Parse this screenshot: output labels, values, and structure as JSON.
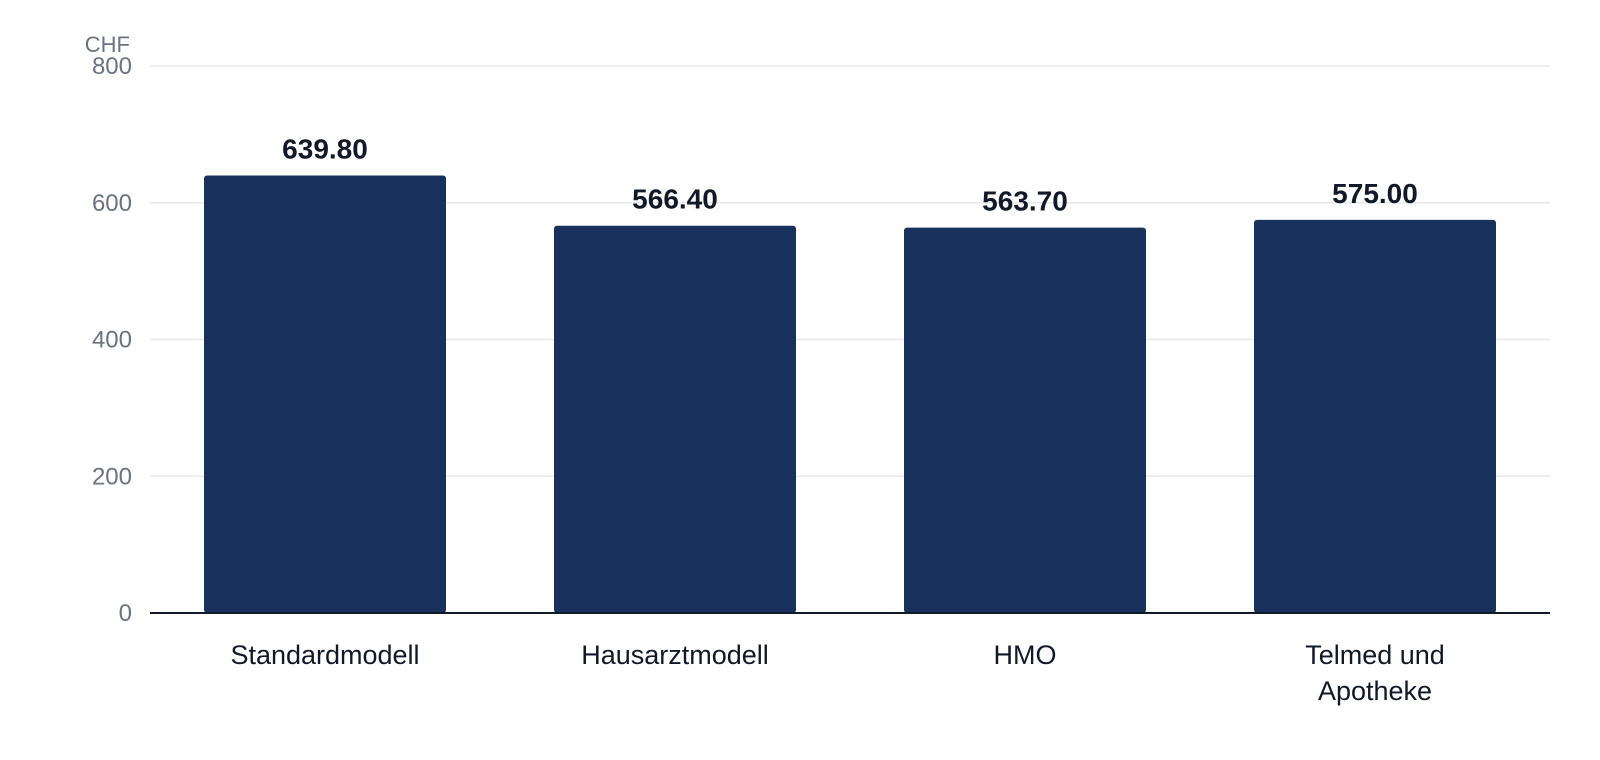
{
  "chart_data": {
    "type": "bar",
    "categories": [
      [
        "Standardmodell"
      ],
      [
        "Hausarztmodell"
      ],
      [
        "HMO"
      ],
      [
        "Telmed und",
        "Apotheke"
      ]
    ],
    "values": [
      639.8,
      566.4,
      563.7,
      575.0
    ],
    "value_labels": [
      "639.80",
      "566.40",
      "563.70",
      "575.00"
    ],
    "ylabel": "CHF",
    "ylim": [
      0,
      800
    ],
    "yticks": [
      0,
      200,
      400,
      600,
      800
    ],
    "grid": true,
    "bar_color": "#17305c"
  }
}
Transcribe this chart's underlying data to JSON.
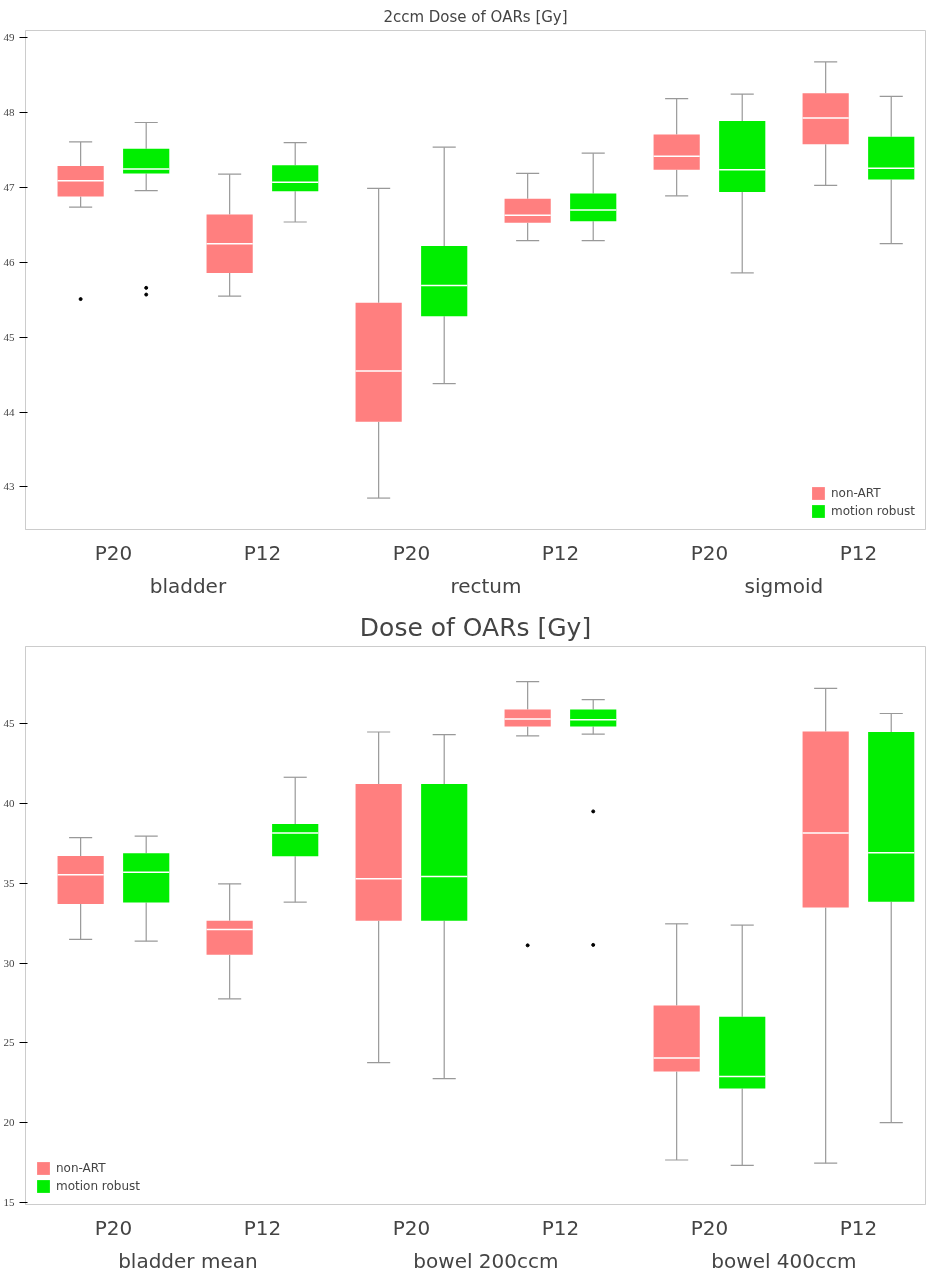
{
  "chart_data": [
    {
      "type": "box",
      "title": "2ccm Dose of OARs [Gy]",
      "categories": [
        "P20",
        "P12",
        "P20",
        "P12",
        "P20",
        "P12"
      ],
      "annotations": [
        "bladder",
        "rectum",
        "sigmoid"
      ],
      "ylim": [
        42.43,
        49.1
      ],
      "yticks": [
        43,
        44,
        45,
        46,
        47,
        48,
        49
      ],
      "legend": "bottom right",
      "series": [
        {
          "name": "non-ART",
          "color": "#ff7f7f",
          "boxes": [
            {
              "low": 46.74,
              "q1": 46.88,
              "median": 47.09,
              "q3": 47.29,
              "high": 47.61,
              "outliers": [
                45.51
              ]
            },
            {
              "low": 45.55,
              "q1": 45.86,
              "median": 46.25,
              "q3": 46.64,
              "high": 47.18
            },
            {
              "low": 42.85,
              "q1": 43.87,
              "median": 44.55,
              "q3": 45.46,
              "high": 46.99
            },
            {
              "low": 46.29,
              "q1": 46.53,
              "median": 46.63,
              "q3": 46.85,
              "high": 47.19
            },
            {
              "low": 46.89,
              "q1": 47.24,
              "median": 47.42,
              "q3": 47.71,
              "high": 48.19
            },
            {
              "low": 47.03,
              "q1": 47.58,
              "median": 47.93,
              "q3": 48.26,
              "high": 48.68
            }
          ]
        },
        {
          "name": "motion robust",
          "color": "#00ee00",
          "boxes": [
            {
              "low": 46.96,
              "q1": 47.19,
              "median": 47.25,
              "q3": 47.52,
              "high": 47.87,
              "outliers": [
                45.66,
                45.57
              ]
            },
            {
              "low": 46.54,
              "q1": 46.95,
              "median": 47.07,
              "q3": 47.3,
              "high": 47.6
            },
            {
              "low": 44.38,
              "q1": 45.28,
              "median": 45.69,
              "q3": 46.22,
              "high": 47.54
            },
            {
              "low": 46.29,
              "q1": 46.55,
              "median": 46.7,
              "q3": 46.92,
              "high": 47.46
            },
            {
              "low": 45.86,
              "q1": 46.94,
              "median": 47.24,
              "q3": 47.89,
              "high": 48.25
            },
            {
              "low": 46.25,
              "q1": 47.11,
              "median": 47.26,
              "q3": 47.68,
              "high": 48.22
            }
          ]
        }
      ]
    },
    {
      "type": "box",
      "title": "Dose of OARs [Gy]",
      "categories": [
        "P20",
        "P12",
        "P20",
        "P12",
        "P20",
        "P12"
      ],
      "annotations": [
        "bladder mean",
        "bowel 200ccm",
        "bowel 400ccm"
      ],
      "ylim": [
        14.86,
        49.85
      ],
      "yticks": [
        15,
        20,
        25,
        30,
        35,
        40,
        45
      ],
      "legend": "bottom left",
      "series": [
        {
          "name": "non-ART",
          "color": "#ff7f7f",
          "boxes": [
            {
              "low": 31.48,
              "q1": 33.7,
              "median": 35.54,
              "q3": 36.72,
              "high": 37.87
            },
            {
              "low": 27.76,
              "q1": 30.52,
              "median": 32.1,
              "q3": 32.66,
              "high": 34.97
            },
            {
              "low": 23.76,
              "q1": 32.66,
              "median": 35.28,
              "q3": 41.23,
              "high": 44.49
            },
            {
              "low": 44.24,
              "q1": 44.83,
              "median": 45.31,
              "q3": 45.9,
              "high": 47.65,
              "outliers": [
                31.11
              ]
            },
            {
              "low": 17.65,
              "q1": 23.2,
              "median": 24.04,
              "q3": 27.34,
              "high": 32.46
            },
            {
              "low": 17.45,
              "q1": 33.48,
              "median": 38.15,
              "q3": 44.52,
              "high": 47.23
            }
          ]
        },
        {
          "name": "motion robust",
          "color": "#00ee00",
          "boxes": [
            {
              "low": 31.37,
              "q1": 33.79,
              "median": 35.7,
              "q3": 36.89,
              "high": 37.96
            },
            {
              "low": 33.82,
              "q1": 36.69,
              "median": 38.15,
              "q3": 38.72,
              "high": 41.65
            },
            {
              "low": 22.75,
              "q1": 32.66,
              "median": 35.42,
              "q3": 41.23,
              "high": 44.32
            },
            {
              "low": 44.35,
              "q1": 44.83,
              "median": 45.25,
              "q3": 45.9,
              "high": 46.52,
              "outliers": [
                39.51,
                31.14
              ]
            },
            {
              "low": 17.31,
              "q1": 22.13,
              "median": 22.89,
              "q3": 26.63,
              "high": 32.38
            },
            {
              "low": 20.0,
              "q1": 33.85,
              "median": 36.92,
              "q3": 44.49,
              "high": 45.65
            }
          ]
        }
      ]
    }
  ]
}
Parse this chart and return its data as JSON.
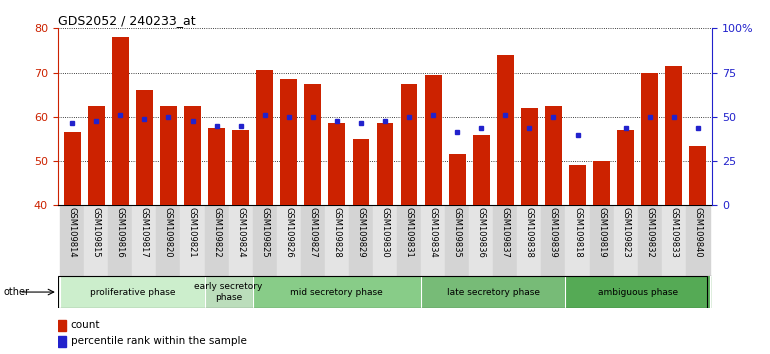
{
  "title": "GDS2052 / 240233_at",
  "samples": [
    "GSM109814",
    "GSM109815",
    "GSM109816",
    "GSM109817",
    "GSM109820",
    "GSM109821",
    "GSM109822",
    "GSM109824",
    "GSM109825",
    "GSM109826",
    "GSM109827",
    "GSM109828",
    "GSM109829",
    "GSM109830",
    "GSM109831",
    "GSM109834",
    "GSM109835",
    "GSM109836",
    "GSM109837",
    "GSM109838",
    "GSM109839",
    "GSM109818",
    "GSM109819",
    "GSM109823",
    "GSM109832",
    "GSM109833",
    "GSM109840"
  ],
  "counts": [
    56.5,
    62.5,
    78.0,
    66.0,
    62.5,
    62.5,
    57.5,
    57.0,
    70.5,
    68.5,
    67.5,
    58.5,
    55.0,
    58.5,
    67.5,
    69.5,
    51.5,
    56.0,
    74.0,
    62.0,
    62.5,
    49.0,
    50.0,
    57.0,
    70.0,
    71.5,
    53.5
  ],
  "percentiles": [
    58.5,
    59.0,
    60.5,
    59.5,
    60.0,
    59.0,
    58.0,
    58.0,
    60.5,
    60.0,
    60.0,
    59.0,
    58.5,
    59.0,
    60.0,
    60.5,
    56.5,
    57.5,
    60.5,
    57.5,
    60.0,
    56.0,
    null,
    57.5,
    60.0,
    60.0,
    57.5
  ],
  "bar_color": "#cc2200",
  "dot_color": "#2222cc",
  "phases": [
    {
      "label": "proliferative phase",
      "start": 0,
      "end": 5,
      "color": "#cceecc"
    },
    {
      "label": "early secretory\nphase",
      "start": 6,
      "end": 7,
      "color": "#bbddbb"
    },
    {
      "label": "mid secretory phase",
      "start": 8,
      "end": 14,
      "color": "#88cc88"
    },
    {
      "label": "late secretory phase",
      "start": 15,
      "end": 20,
      "color": "#77bb77"
    },
    {
      "label": "ambiguous phase",
      "start": 21,
      "end": 26,
      "color": "#55aa55"
    }
  ],
  "ylim_left": [
    40,
    80
  ],
  "ylim_right": [
    0,
    100
  ],
  "yticks_left": [
    40,
    50,
    60,
    70,
    80
  ],
  "yticks_right": [
    0,
    25,
    50,
    75,
    100
  ],
  "ytick_labels_right": [
    "0",
    "25",
    "50",
    "75",
    "100%"
  ],
  "left_axis_color": "#cc2200",
  "right_axis_color": "#2222cc"
}
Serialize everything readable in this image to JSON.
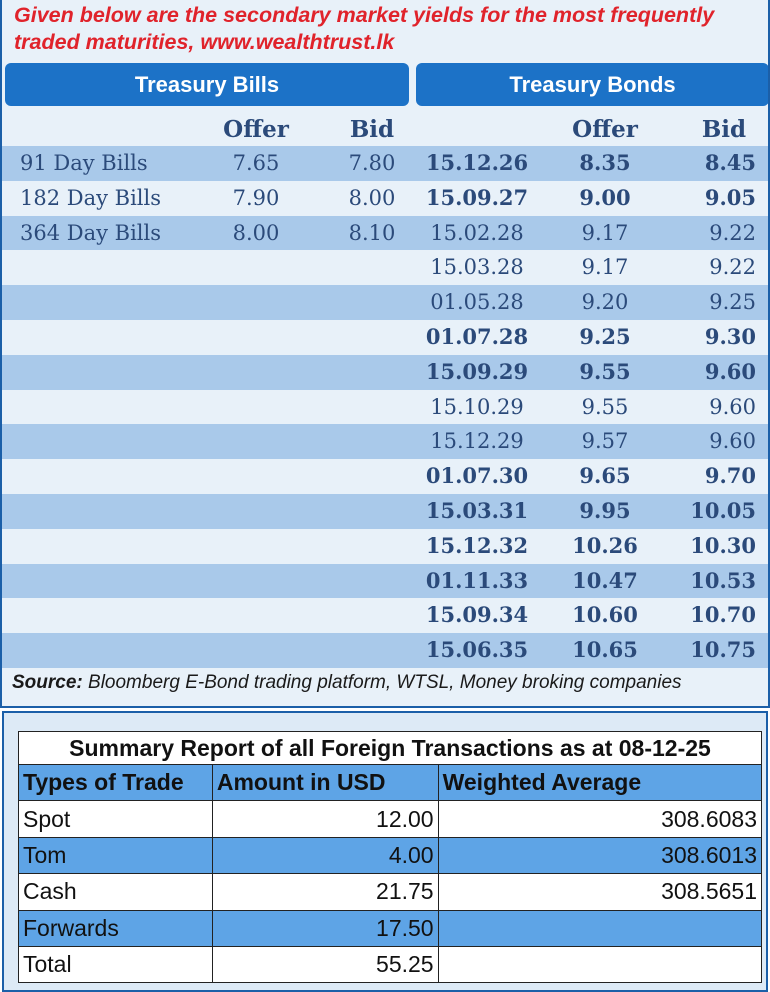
{
  "headline": {
    "line1": "Given below are the secondary market yields for the most frequently",
    "line2": "traded maturities, www.wealthtrust.lk"
  },
  "bills": {
    "header": "Treasury Bills",
    "col_offer": "Offer",
    "col_bid": "Bid",
    "rows": [
      {
        "name": "91 Day Bills",
        "offer": "7.65",
        "bid": "7.80"
      },
      {
        "name": "182 Day Bills",
        "offer": "7.90",
        "bid": "8.00"
      },
      {
        "name": "364 Day Bills",
        "offer": "8.00",
        "bid": "8.10"
      }
    ]
  },
  "bonds": {
    "header": "Treasury Bonds",
    "col_offer": "Offer",
    "col_bid": "Bid",
    "rows": [
      {
        "maturity": "15.12.26",
        "offer": "8.35",
        "bid": "8.45",
        "bold": true
      },
      {
        "maturity": "15.09.27",
        "offer": "9.00",
        "bid": "9.05",
        "bold": true
      },
      {
        "maturity": "15.02.28",
        "offer": "9.17",
        "bid": "9.22",
        "bold": false
      },
      {
        "maturity": "15.03.28",
        "offer": "9.17",
        "bid": "9.22",
        "bold": false
      },
      {
        "maturity": "01.05.28",
        "offer": "9.20",
        "bid": "9.25",
        "bold": false
      },
      {
        "maturity": "01.07.28",
        "offer": "9.25",
        "bid": "9.30",
        "bold": true
      },
      {
        "maturity": "15.09.29",
        "offer": "9.55",
        "bid": "9.60",
        "bold": true
      },
      {
        "maturity": "15.10.29",
        "offer": "9.55",
        "bid": "9.60",
        "bold": false
      },
      {
        "maturity": "15.12.29",
        "offer": "9.57",
        "bid": "9.60",
        "bold": false
      },
      {
        "maturity": "01.07.30",
        "offer": "9.65",
        "bid": "9.70",
        "bold": true
      },
      {
        "maturity": "15.03.31",
        "offer": "9.95",
        "bid": "10.05",
        "bold": true
      },
      {
        "maturity": "15.12.32",
        "offer": "10.26",
        "bid": "10.30",
        "bold": true
      },
      {
        "maturity": "01.11.33",
        "offer": "10.47",
        "bid": "10.53",
        "bold": true
      },
      {
        "maturity": "15.09.34",
        "offer": "10.60",
        "bid": "10.70",
        "bold": true
      },
      {
        "maturity": "15.06.35",
        "offer": "10.65",
        "bid": "10.75",
        "bold": true
      }
    ]
  },
  "source": {
    "label": "Source:",
    "text": " Bloomberg E-Bond trading platform, WTSL, Money broking companies"
  },
  "fx_summary": {
    "title": "Summary Report of all Foreign Transactions as at 08-12-25",
    "headers": [
      "Types of Trade",
      "Amount in USD",
      "Weighted Average"
    ],
    "rows": [
      {
        "type": "Spot",
        "amount": "12.00",
        "wavg": "308.6083"
      },
      {
        "type": "Tom",
        "amount": "4.00",
        "wavg": "308.6013"
      },
      {
        "type": "Cash",
        "amount": "21.75",
        "wavg": "308.5651"
      },
      {
        "type": "Forwards",
        "amount": "17.50",
        "wavg": ""
      },
      {
        "type": "Total",
        "amount": "55.25",
        "wavg": ""
      }
    ]
  },
  "colors": {
    "headline_red": "#e0232b",
    "band_blue": "#1c72c7",
    "row_shade": "#a9c9ea",
    "text_navy": "#2b4a7a",
    "fx_header_blue": "#5ea4e6"
  }
}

Problem statement:
Look through the data above. Copy every line with the string "title" in it.

Finished exercise:
      "title": "2ccm Dose of OARs [Gy]",
      "title": "Dose of OARs [Gy]",
  "title": "GDS2052 / 240233_at",
    "title": "Summary Report of all Foreign Transactions as at 08-12-25",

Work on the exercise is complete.